— begin Stored data —
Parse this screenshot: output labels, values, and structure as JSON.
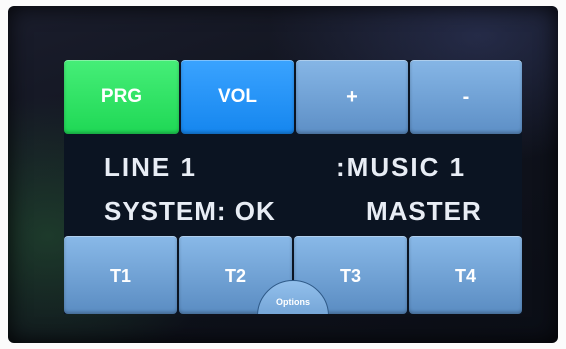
{
  "top_buttons": {
    "prg": "PRG",
    "vol": "VOL",
    "plus": "+",
    "minus": "-"
  },
  "display": {
    "line1_left": "LINE 1",
    "line1_right": ":MUSIC 1",
    "line2_left": "SYSTEM: OK",
    "line2_right": "MASTER"
  },
  "bottom_buttons": [
    "T1",
    "T2",
    "T3",
    "T4"
  ],
  "options_label": "Options",
  "colors": {
    "prg_active": "#1fd855",
    "vol_active": "#1586ef",
    "button_default": "#5d8fc6",
    "screen_bg": "#0b1422",
    "text": "#e8edf5"
  }
}
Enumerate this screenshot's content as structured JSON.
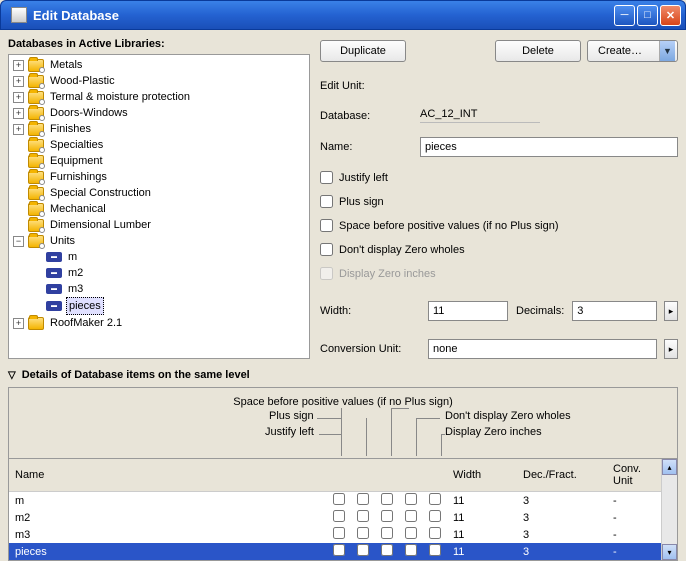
{
  "window": {
    "title": "Edit Database"
  },
  "tree_header": "Databases in Active Libraries:",
  "tree": {
    "items": [
      {
        "label": "Metals",
        "exp": "+",
        "key": true
      },
      {
        "label": "Wood-Plastic",
        "exp": "+",
        "key": true
      },
      {
        "label": "Termal & moisture protection",
        "exp": "+",
        "key": true
      },
      {
        "label": "Doors-Windows",
        "exp": "+",
        "key": true
      },
      {
        "label": "Finishes",
        "exp": "+",
        "key": true
      },
      {
        "label": "Specialties",
        "key": true
      },
      {
        "label": "Equipment",
        "key": true
      },
      {
        "label": "Furnishings",
        "key": true
      },
      {
        "label": "Special Construction",
        "key": true
      },
      {
        "label": "Mechanical",
        "key": true
      },
      {
        "label": "Dimensional Lumber",
        "key": true
      }
    ],
    "units_label": "Units",
    "units": [
      "m",
      "m2",
      "m3",
      "pieces"
    ],
    "selected_unit": "pieces",
    "last_label": "RoofMaker 2.1"
  },
  "buttons": {
    "duplicate": "Duplicate",
    "delete": "Delete",
    "create": "Create…"
  },
  "edit_unit": {
    "section": "Edit Unit:",
    "db_label": "Database:",
    "db_value": "AC_12_INT",
    "name_label": "Name:",
    "name_value": "pieces",
    "checks": {
      "justify": "Justify left",
      "plus": "Plus sign",
      "space": "Space before positive values (if no Plus sign)",
      "zero": "Don't display Zero wholes",
      "inches": "Display Zero inches"
    },
    "width_label": "Width:",
    "width_value": "11",
    "dec_label": "Decimals:",
    "dec_value": "3",
    "conv_label": "Conversion Unit:",
    "conv_value": "none"
  },
  "details_header": "Details of Database items on the same level",
  "col_labels": {
    "space": "Space before positive values (if no Plus sign)",
    "plus": "Plus sign",
    "zero": "Don't display Zero wholes",
    "justify": "Justify left",
    "inches": "Display Zero inches",
    "name": "Name",
    "width": "Width",
    "dec": "Dec./Fract.",
    "conv": "Conv. Unit"
  },
  "rows": [
    {
      "name": "m",
      "width": "11",
      "dec": "3",
      "conv": "-"
    },
    {
      "name": "m2",
      "width": "11",
      "dec": "3",
      "conv": "-"
    },
    {
      "name": "m3",
      "width": "11",
      "dec": "3",
      "conv": "-"
    },
    {
      "name": "pieces",
      "width": "11",
      "dec": "3",
      "conv": "-",
      "selected": true
    }
  ]
}
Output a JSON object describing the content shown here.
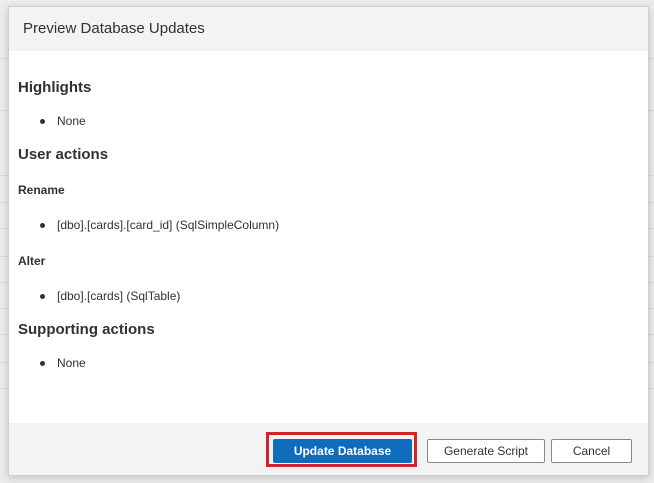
— end Stored data —
## Instruction
Give the entries again without a single change, but with no pictures.

## Answer to the problem
Parse this screenshot: output labels, values, and structure as JSON.
{
  "top_buttons": {
    "prg": "PRG",
    "vol": "VOL",
    "plus": "+",
    "minus": "-"
  },
  "display": {
    "line1_left": "LINE 1",
    "line1_right": ":MUSIC 1",
    "line2_left": "SYSTEM: OK",
    "line2_right": "MASTER"
  },
  "bottom_buttons": [
    "T1",
    "T2",
    "T3",
    "T4"
  ],
  "options_label": "Options",
  "colors": {
    "prg_active": "#1fd855",
    "vol_active": "#1586ef",
    "button_default": "#5d8fc6",
    "screen_bg": "#0b1422",
    "text": "#e8edf5"
  }
}
Enumerate this screenshot's content as structured JSON.
{
  "window": {
    "title": "Edit Database"
  },
  "tree_header": "Databases in Active Libraries:",
  "tree": {
    "items": [
      {
        "label": "Metals",
        "exp": "+",
        "key": true
      },
      {
        "label": "Wood-Plastic",
        "exp": "+",
        "key": true
      },
      {
        "label": "Termal & moisture protection",
        "exp": "+",
        "key": true
      },
      {
        "label": "Doors-Windows",
        "exp": "+",
        "key": true
      },
      {
        "label": "Finishes",
        "exp": "+",
        "key": true
      },
      {
        "label": "Specialties",
        "key": true
      },
      {
        "label": "Equipment",
        "key": true
      },
      {
        "label": "Furnishings",
        "key": true
      },
      {
        "label": "Special Construction",
        "key": true
      },
      {
        "label": "Mechanical",
        "key": true
      },
      {
        "label": "Dimensional Lumber",
        "key": true
      }
    ],
    "units_label": "Units",
    "units": [
      "m",
      "m2",
      "m3",
      "pieces"
    ],
    "selected_unit": "pieces",
    "last_label": "RoofMaker 2.1"
  },
  "buttons": {
    "duplicate": "Duplicate",
    "delete": "Delete",
    "create": "Create…"
  },
  "edit_unit": {
    "section": "Edit Unit:",
    "db_label": "Database:",
    "db_value": "AC_12_INT",
    "name_label": "Name:",
    "name_value": "pieces",
    "checks": {
      "justify": "Justify left",
      "plus": "Plus sign",
      "space": "Space before positive values (if no Plus sign)",
      "zero": "Don't display Zero wholes",
      "inches": "Display Zero inches"
    },
    "width_label": "Width:",
    "width_value": "11",
    "dec_label": "Decimals:",
    "dec_value": "3",
    "conv_label": "Conversion Unit:",
    "conv_value": "none"
  },
  "details_header": "Details of Database items on the same level",
  "col_labels": {
    "space": "Space before positive values (if no Plus sign)",
    "plus": "Plus sign",
    "zero": "Don't display Zero wholes",
    "justify": "Justify left",
    "inches": "Display Zero inches",
    "name": "Name",
    "width": "Width",
    "dec": "Dec./Fract.",
    "conv": "Conv. Unit"
  },
  "rows": [
    {
      "name": "m",
      "width": "11",
      "dec": "3",
      "conv": "-"
    },
    {
      "name": "m2",
      "width": "11",
      "dec": "3",
      "conv": "-"
    },
    {
      "name": "m3",
      "width": "11",
      "dec": "3",
      "conv": "-"
    },
    {
      "name": "pieces",
      "width": "11",
      "dec": "3",
      "conv": "-",
      "selected": true
    }
  ]
}
Output a JSON object describing the content shown here.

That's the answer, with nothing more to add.